Your task is to gather the lines below that hold the string "Configuration".

▶ _Items_
· · · ·

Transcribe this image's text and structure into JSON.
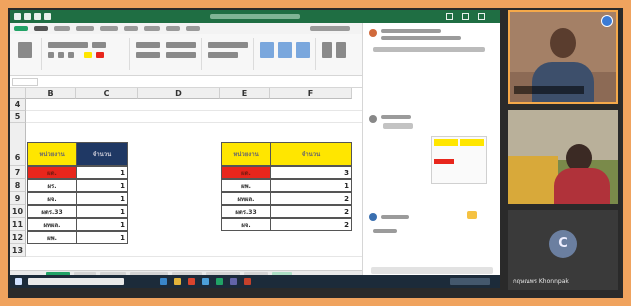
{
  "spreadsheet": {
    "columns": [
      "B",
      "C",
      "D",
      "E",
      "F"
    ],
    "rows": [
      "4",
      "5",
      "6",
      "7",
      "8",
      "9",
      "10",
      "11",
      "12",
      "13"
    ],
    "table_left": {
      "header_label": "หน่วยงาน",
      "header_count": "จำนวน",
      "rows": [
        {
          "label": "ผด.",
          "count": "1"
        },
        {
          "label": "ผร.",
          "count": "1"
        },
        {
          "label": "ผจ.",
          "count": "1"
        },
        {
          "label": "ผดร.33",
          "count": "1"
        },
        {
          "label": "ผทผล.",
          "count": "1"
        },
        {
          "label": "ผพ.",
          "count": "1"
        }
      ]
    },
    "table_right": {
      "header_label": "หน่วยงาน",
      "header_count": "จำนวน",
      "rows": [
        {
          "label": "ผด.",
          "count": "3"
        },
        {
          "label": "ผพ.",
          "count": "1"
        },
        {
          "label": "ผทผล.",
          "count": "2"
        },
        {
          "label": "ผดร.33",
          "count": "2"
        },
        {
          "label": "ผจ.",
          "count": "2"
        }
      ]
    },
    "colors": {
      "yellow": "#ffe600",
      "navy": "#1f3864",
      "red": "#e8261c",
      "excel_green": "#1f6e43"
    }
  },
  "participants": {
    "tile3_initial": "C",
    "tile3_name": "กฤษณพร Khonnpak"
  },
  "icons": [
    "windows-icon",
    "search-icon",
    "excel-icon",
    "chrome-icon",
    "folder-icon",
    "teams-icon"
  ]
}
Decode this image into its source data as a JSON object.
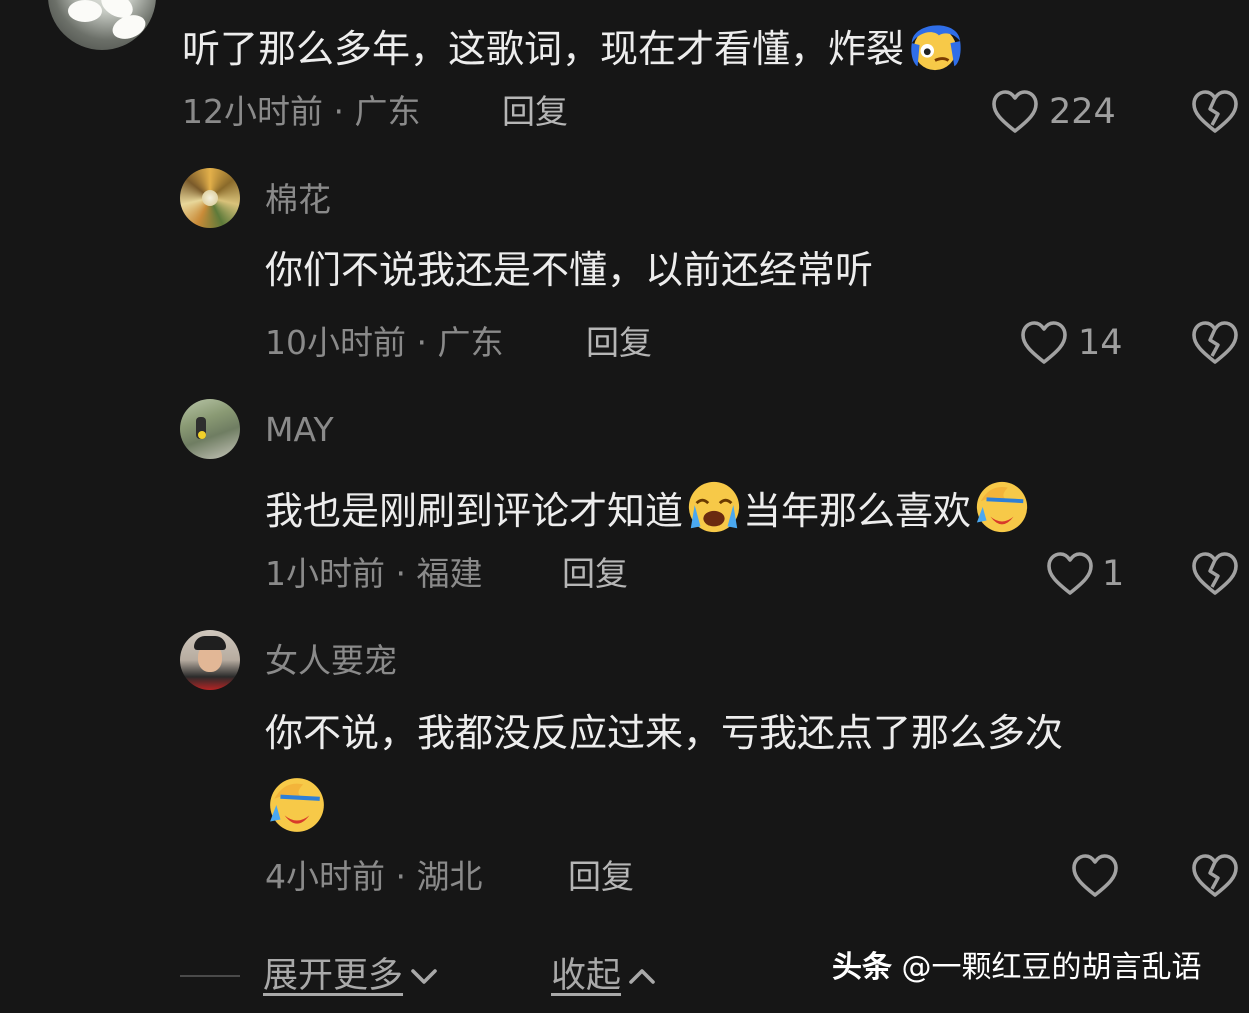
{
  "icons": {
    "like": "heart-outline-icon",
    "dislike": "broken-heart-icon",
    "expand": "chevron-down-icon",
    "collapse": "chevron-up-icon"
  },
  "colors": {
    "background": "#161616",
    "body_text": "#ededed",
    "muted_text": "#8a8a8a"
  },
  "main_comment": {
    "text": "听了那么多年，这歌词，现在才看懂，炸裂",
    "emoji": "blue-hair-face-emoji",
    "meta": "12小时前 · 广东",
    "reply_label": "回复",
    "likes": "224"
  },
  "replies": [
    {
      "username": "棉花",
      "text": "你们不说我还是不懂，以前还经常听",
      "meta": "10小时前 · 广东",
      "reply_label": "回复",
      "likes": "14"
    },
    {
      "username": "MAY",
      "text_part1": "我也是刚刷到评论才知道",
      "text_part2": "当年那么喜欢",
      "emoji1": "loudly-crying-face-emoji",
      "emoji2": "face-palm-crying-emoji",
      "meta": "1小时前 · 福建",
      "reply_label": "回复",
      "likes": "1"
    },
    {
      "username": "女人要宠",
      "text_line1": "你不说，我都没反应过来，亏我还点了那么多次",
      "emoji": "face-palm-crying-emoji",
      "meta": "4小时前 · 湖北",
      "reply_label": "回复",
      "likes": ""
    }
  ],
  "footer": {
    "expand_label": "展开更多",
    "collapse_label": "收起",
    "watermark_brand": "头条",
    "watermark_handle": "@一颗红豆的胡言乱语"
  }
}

· · · ·

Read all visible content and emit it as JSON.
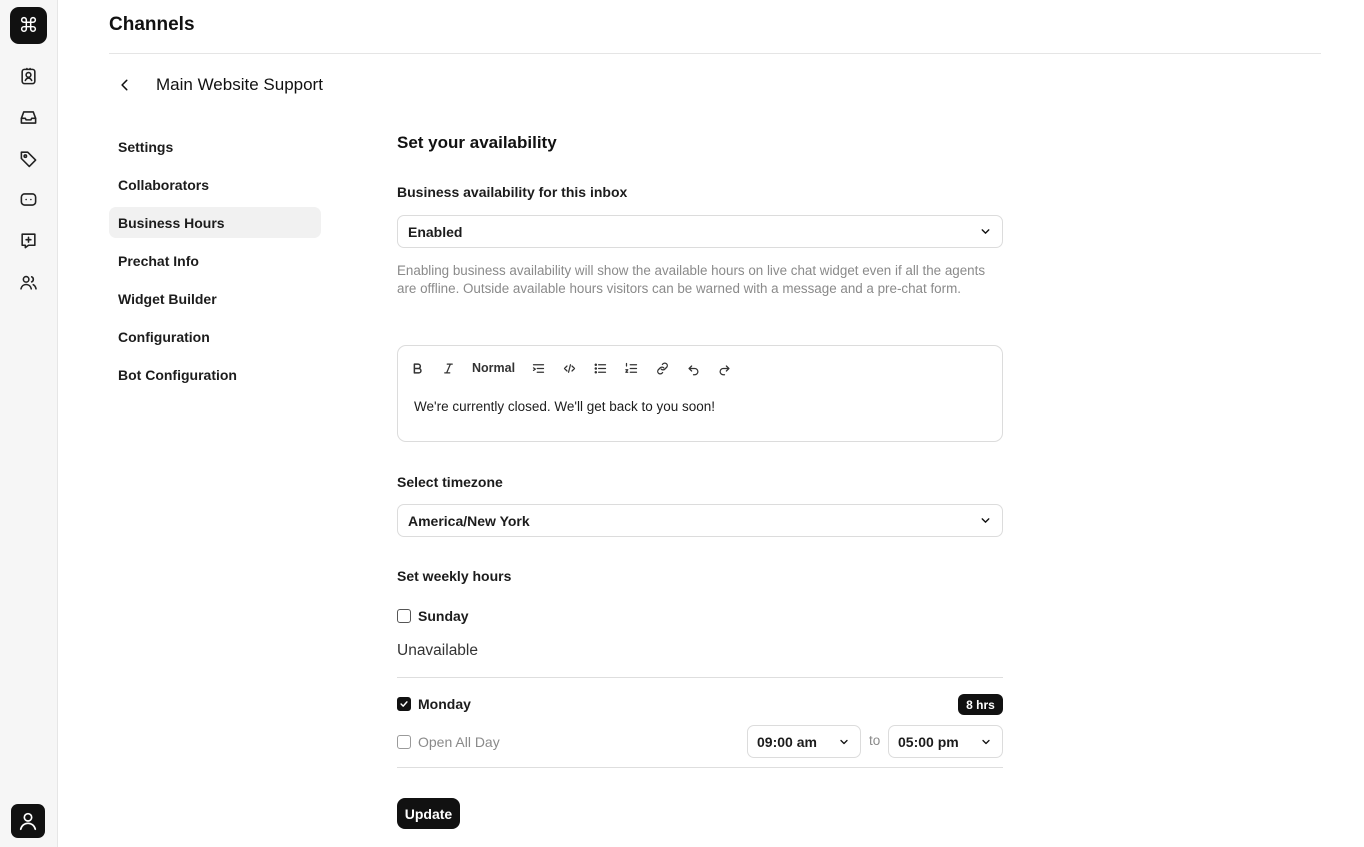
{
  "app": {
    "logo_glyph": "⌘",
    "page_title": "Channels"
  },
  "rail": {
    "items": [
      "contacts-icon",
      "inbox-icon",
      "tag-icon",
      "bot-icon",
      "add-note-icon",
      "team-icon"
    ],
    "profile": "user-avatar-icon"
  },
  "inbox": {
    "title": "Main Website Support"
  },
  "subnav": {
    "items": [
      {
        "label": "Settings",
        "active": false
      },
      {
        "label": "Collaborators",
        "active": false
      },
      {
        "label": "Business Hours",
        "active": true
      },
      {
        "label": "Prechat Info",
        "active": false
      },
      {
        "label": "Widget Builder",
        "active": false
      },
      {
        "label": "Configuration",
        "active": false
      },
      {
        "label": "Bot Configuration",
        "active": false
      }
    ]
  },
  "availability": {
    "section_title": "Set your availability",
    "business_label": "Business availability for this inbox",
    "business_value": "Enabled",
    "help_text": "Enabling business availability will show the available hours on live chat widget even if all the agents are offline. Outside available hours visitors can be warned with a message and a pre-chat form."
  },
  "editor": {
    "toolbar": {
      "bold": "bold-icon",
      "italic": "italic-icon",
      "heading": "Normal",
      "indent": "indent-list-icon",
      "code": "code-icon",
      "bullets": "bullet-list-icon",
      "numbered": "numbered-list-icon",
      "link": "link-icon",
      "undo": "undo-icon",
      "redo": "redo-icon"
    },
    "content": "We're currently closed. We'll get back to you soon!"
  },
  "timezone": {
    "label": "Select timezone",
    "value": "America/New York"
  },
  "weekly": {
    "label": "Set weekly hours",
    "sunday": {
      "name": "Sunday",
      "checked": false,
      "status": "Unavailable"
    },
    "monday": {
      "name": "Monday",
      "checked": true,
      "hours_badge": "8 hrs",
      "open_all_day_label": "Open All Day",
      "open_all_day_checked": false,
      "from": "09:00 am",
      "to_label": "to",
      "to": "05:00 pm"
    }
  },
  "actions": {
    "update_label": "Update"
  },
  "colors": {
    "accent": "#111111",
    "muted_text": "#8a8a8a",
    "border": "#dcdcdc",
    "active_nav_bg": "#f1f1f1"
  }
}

· · · ·

▶ _Exercise response_
        "label": "Configuration",
        "label": "Bot Configuration",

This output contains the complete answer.